■ Written problem
Transcribe every line of the records verbatim.
--- start of Supplied material ---
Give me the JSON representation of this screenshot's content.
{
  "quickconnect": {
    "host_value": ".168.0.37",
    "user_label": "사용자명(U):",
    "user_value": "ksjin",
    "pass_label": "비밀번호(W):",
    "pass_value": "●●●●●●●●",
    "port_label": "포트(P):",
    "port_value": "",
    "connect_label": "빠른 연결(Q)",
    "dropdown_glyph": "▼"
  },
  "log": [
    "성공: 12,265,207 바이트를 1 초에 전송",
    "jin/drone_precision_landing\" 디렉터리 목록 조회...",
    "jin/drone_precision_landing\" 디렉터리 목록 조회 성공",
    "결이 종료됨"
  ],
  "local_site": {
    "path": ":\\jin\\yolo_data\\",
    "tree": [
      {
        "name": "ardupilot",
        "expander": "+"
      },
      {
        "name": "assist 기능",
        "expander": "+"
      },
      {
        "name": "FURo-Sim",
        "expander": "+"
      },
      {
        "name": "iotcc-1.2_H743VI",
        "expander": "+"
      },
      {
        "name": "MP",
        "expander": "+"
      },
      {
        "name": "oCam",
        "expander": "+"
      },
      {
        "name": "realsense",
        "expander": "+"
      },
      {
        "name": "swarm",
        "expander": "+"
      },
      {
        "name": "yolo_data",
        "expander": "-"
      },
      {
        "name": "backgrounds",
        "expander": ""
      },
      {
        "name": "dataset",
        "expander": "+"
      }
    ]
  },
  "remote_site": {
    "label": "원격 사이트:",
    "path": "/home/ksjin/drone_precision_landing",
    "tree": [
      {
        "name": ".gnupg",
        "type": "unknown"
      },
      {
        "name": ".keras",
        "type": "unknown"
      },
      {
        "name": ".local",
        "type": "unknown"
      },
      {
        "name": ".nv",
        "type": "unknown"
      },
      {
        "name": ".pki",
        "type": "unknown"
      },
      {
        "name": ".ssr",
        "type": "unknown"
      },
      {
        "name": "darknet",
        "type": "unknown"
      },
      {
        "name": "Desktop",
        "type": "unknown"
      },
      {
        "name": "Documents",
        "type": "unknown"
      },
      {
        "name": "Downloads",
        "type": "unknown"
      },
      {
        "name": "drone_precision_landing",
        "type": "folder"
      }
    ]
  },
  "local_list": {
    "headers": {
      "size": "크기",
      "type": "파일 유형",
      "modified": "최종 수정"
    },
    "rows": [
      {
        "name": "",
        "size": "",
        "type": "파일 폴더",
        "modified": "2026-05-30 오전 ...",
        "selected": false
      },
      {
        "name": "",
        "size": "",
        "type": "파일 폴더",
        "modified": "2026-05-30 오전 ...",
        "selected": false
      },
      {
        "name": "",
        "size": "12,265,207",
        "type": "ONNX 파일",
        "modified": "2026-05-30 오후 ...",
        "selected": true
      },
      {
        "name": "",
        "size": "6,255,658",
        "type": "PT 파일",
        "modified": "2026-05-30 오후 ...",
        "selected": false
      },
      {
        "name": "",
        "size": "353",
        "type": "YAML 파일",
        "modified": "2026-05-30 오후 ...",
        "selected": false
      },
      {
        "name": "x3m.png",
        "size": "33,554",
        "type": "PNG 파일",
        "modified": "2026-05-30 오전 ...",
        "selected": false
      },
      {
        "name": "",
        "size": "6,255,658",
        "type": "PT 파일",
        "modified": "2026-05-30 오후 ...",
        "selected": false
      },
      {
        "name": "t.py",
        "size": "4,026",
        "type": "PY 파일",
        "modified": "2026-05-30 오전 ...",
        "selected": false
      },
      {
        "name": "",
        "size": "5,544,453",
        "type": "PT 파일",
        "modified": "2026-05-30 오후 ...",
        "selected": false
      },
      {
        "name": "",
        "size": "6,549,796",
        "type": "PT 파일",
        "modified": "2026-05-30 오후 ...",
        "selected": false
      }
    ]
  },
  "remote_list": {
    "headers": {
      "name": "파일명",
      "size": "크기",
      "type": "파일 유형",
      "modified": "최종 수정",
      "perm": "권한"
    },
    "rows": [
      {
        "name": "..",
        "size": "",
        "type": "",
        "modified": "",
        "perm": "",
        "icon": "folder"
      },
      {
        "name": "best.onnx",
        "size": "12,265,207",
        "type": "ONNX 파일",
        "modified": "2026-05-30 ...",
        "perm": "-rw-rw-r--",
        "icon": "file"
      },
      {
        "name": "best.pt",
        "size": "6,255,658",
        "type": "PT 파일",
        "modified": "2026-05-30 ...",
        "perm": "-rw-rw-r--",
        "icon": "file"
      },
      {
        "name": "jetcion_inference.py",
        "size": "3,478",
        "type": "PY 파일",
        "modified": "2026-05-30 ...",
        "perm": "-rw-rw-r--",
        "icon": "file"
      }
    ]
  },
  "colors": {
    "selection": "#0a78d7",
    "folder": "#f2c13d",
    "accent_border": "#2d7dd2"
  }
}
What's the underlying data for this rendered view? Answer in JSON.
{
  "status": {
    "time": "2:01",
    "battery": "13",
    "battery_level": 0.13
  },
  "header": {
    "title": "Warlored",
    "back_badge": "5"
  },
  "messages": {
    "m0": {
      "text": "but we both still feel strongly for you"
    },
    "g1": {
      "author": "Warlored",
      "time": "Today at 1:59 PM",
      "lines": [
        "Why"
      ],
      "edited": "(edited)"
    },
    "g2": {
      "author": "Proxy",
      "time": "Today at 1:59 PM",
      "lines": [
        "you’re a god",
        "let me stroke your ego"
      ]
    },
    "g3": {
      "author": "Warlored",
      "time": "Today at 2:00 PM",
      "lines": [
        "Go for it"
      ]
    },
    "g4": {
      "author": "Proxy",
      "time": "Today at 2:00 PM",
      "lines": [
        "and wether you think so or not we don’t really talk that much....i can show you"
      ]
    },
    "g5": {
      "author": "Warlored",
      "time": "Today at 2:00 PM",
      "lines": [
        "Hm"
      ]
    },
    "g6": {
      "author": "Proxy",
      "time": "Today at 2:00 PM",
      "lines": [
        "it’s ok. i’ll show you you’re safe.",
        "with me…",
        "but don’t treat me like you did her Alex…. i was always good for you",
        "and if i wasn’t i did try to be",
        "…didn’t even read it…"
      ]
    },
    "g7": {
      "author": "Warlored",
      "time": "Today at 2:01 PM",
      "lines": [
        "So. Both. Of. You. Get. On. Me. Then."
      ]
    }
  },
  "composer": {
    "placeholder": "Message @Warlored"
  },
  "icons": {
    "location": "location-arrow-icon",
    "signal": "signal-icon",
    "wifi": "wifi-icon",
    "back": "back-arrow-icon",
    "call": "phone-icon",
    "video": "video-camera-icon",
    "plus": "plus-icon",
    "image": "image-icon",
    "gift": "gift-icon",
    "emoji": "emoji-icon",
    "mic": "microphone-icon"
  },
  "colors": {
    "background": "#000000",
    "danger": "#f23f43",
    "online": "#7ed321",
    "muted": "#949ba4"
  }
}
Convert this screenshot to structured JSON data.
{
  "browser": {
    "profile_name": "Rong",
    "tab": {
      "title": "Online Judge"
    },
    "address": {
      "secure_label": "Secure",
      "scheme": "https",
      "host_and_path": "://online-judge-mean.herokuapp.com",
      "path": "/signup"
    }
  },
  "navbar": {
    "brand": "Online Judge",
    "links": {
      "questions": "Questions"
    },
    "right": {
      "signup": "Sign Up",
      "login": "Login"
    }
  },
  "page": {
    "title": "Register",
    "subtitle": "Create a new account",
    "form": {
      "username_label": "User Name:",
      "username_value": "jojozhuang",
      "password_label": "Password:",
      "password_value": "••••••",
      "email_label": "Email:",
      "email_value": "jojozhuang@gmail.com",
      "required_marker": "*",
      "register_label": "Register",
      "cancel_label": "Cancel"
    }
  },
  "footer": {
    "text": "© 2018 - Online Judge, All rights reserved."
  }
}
--- end of Supplied material ---
■ Finished answer
Give me the JSON representation of this screenshot's content.
{
  "quickconnect": {
    "host_value": ".168.0.37",
    "user_label": "사용자명(U):",
    "user_value": "ksjin",
    "pass_label": "비밀번호(W):",
    "pass_value": "●●●●●●●●",
    "port_label": "포트(P):",
    "port_value": "",
    "connect_label": "빠른 연결(Q)",
    "dropdown_glyph": "▼"
  },
  "log": [
    "성공: 12,265,207 바이트를 1 초에 전송",
    "jin/drone_precision_landing\" 디렉터리 목록 조회...",
    "jin/drone_precision_landing\" 디렉터리 목록 조회 성공",
    "결이 종료됨"
  ],
  "local_site": {
    "path": ":\\jin\\yolo_data\\",
    "tree": [
      {
        "name": "ardupilot",
        "expander": "+"
      },
      {
        "name": "assist 기능",
        "expander": "+"
      },
      {
        "name": "FURo-Sim",
        "expander": "+"
      },
      {
        "name": "iotcc-1.2_H743VI",
        "expander": "+"
      },
      {
        "name": "MP",
        "expander": "+"
      },
      {
        "name": "oCam",
        "expander": "+"
      },
      {
        "name": "realsense",
        "expander": "+"
      },
      {
        "name": "swarm",
        "expander": "+"
      },
      {
        "name": "yolo_data",
        "expander": "-"
      },
      {
        "name": "backgrounds",
        "expander": ""
      },
      {
        "name": "dataset",
        "expander": "+"
      }
    ]
  },
  "remote_site": {
    "label": "원격 사이트:",
    "path": "/home/ksjin/drone_precision_landing",
    "tree": [
      {
        "name": ".gnupg",
        "type": "unknown"
      },
      {
        "name": ".keras",
        "type": "unknown"
      },
      {
        "name": ".local",
        "type": "unknown"
      },
      {
        "name": ".nv",
        "type": "unknown"
      },
      {
        "name": ".pki",
        "type": "unknown"
      },
      {
        "name": ".ssr",
        "type": "unknown"
      },
      {
        "name": "darknet",
        "type": "unknown"
      },
      {
        "name": "Desktop",
        "type": "unknown"
      },
      {
        "name": "Documents",
        "type": "unknown"
      },
      {
        "name": "Downloads",
        "type": "unknown"
      },
      {
        "name": "drone_precision_landing",
        "type": "folder"
      }
    ]
  },
  "local_list": {
    "headers": {
      "size": "크기",
      "type": "파일 유형",
      "modified": "최종 수정"
    },
    "rows": [
      {
        "name": "",
        "size": "",
        "type": "파일 폴더",
        "modified": "2026-05-30 오전 ...",
        "selected": false
      },
      {
        "name": "",
        "size": "",
        "type": "파일 폴더",
        "modified": "2026-05-30 오전 ...",
        "selected": false
      },
      {
        "name": "",
        "size": "12,265,207",
        "type": "ONNX 파일",
        "modified": "2026-05-30 오후 ...",
        "selected": true
      },
      {
        "name": "",
        "size": "6,255,658",
        "type": "PT 파일",
        "modified": "2026-05-30 오후 ...",
        "selected": false
      },
      {
        "name": "",
        "size": "353",
        "type": "YAML 파일",
        "modified": "2026-05-30 오후 ...",
        "selected": false
      },
      {
        "name": "x3m.png",
        "size": "33,554",
        "type": "PNG 파일",
        "modified": "2026-05-30 오전 ...",
        "selected": false
      },
      {
        "name": "",
        "size": "6,255,658",
        "type": "PT 파일",
        "modified": "2026-05-30 오후 ...",
        "selected": false
      },
      {
        "name": "t.py",
        "size": "4,026",
        "type": "PY 파일",
        "modified": "2026-05-30 오전 ...",
        "selected": false
      },
      {
        "name": "",
        "size": "5,544,453",
        "type": "PT 파일",
        "modified": "2026-05-30 오후 ...",
        "selected": false
      },
      {
        "name": "",
        "size": "6,549,796",
        "type": "PT 파일",
        "modified": "2026-05-30 오후 ...",
        "selected": false
      }
    ]
  },
  "remote_list": {
    "headers": {
      "name": "파일명",
      "size": "크기",
      "type": "파일 유형",
      "modified": "최종 수정",
      "perm": "권한"
    },
    "rows": [
      {
        "name": "..",
        "size": "",
        "type": "",
        "modified": "",
        "perm": "",
        "icon": "folder"
      },
      {
        "name": "best.onnx",
        "size": "12,265,207",
        "type": "ONNX 파일",
        "modified": "2026-05-30 ...",
        "perm": "-rw-rw-r--",
        "icon": "file"
      },
      {
        "name": "best.pt",
        "size": "6,255,658",
        "type": "PT 파일",
        "modified": "2026-05-30 ...",
        "perm": "-rw-rw-r--",
        "icon": "file"
      },
      {
        "name": "jetcion_inference.py",
        "size": "3,478",
        "type": "PY 파일",
        "modified": "2026-05-30 ...",
        "perm": "-rw-rw-r--",
        "icon": "file"
      }
    ]
  },
  "colors": {
    "selection": "#0a78d7",
    "folder": "#f2c13d",
    "accent_border": "#2d7dd2"
  }
}
What's the underlying data for this rendered view? Answer in JSON.
{
  "status": {
    "time": "2:01",
    "battery": "13",
    "battery_level": 0.13
  },
  "header": {
    "title": "Warlored",
    "back_badge": "5"
  },
  "messages": {
    "m0": {
      "text": "but we both still feel strongly for you"
    },
    "g1": {
      "author": "Warlored",
      "time": "Today at 1:59 PM",
      "lines": [
        "Why"
      ],
      "edited": "(edited)"
    },
    "g2": {
      "author": "Proxy",
      "time": "Today at 1:59 PM",
      "lines": [
        "you’re a god",
        "let me stroke your ego"
      ]
    },
    "g3": {
      "author": "Warlored",
      "time": "Today at 2:00 PM",
      "lines": [
        "Go for it"
      ]
    },
    "g4": {
      "author": "Proxy",
      "time": "Today at 2:00 PM",
      "lines": [
        "and wether you think so or not we don’t really talk that much....i can show you"
      ]
    },
    "g5": {
      "author": "Warlored",
      "time": "Today at 2:00 PM",
      "lines": [
        "Hm"
      ]
    },
    "g6": {
      "author": "Proxy",
      "time": "Today at 2:00 PM",
      "lines": [
        "it’s ok. i’ll show you you’re safe.",
        "with me…",
        "but don’t treat me like you did her Alex…. i was always good for you",
        "and if i wasn’t i did try to be",
        "…didn’t even read it…"
      ]
    },
    "g7": {
      "author": "Warlored",
      "time": "Today at 2:01 PM",
      "lines": [
        "So. Both. Of. You. Get. On. Me. Then."
      ]
    }
  },
  "composer": {
    "placeholder": "Message @Warlored"
  },
  "icons": {
    "location": "location-arrow-icon",
    "signal": "signal-icon",
    "wifi": "wifi-icon",
    "back": "back-arrow-icon",
    "call": "phone-icon",
    "video": "video-camera-icon",
    "plus": "plus-icon",
    "image": "image-icon",
    "gift": "gift-icon",
    "emoji": "emoji-icon",
    "mic": "microphone-icon"
  },
  "colors": {
    "background": "#000000",
    "danger": "#f23f43",
    "online": "#7ed321",
    "muted": "#949ba4"
  }
}
Convert this screenshot to structured JSON data.
{
  "browser": {
    "profile_name": "Rong",
    "tab": {
      "title": "Online Judge"
    },
    "address": {
      "secure_label": "Secure",
      "scheme": "https",
      "host_and_path": "://online-judge-mean.herokuapp.com",
      "path": "/signup"
    }
  },
  "navbar": {
    "brand": "Online Judge",
    "links": {
      "questions": "Questions"
    },
    "right": {
      "signup": "Sign Up",
      "login": "Login"
    }
  },
  "page": {
    "title": "Register",
    "subtitle": "Create a new account",
    "form": {
      "username_label": "User Name:",
      "username_value": "jojozhuang",
      "password_label": "Password:",
      "password_value": "••••••",
      "email_label": "Email:",
      "email_value": "jojozhuang@gmail.com",
      "required_marker": "*",
      "register_label": "Register",
      "cancel_label": "Cancel"
    }
  },
  "footer": {
    "text": "© 2018 - Online Judge, All rights reserved."
  }
}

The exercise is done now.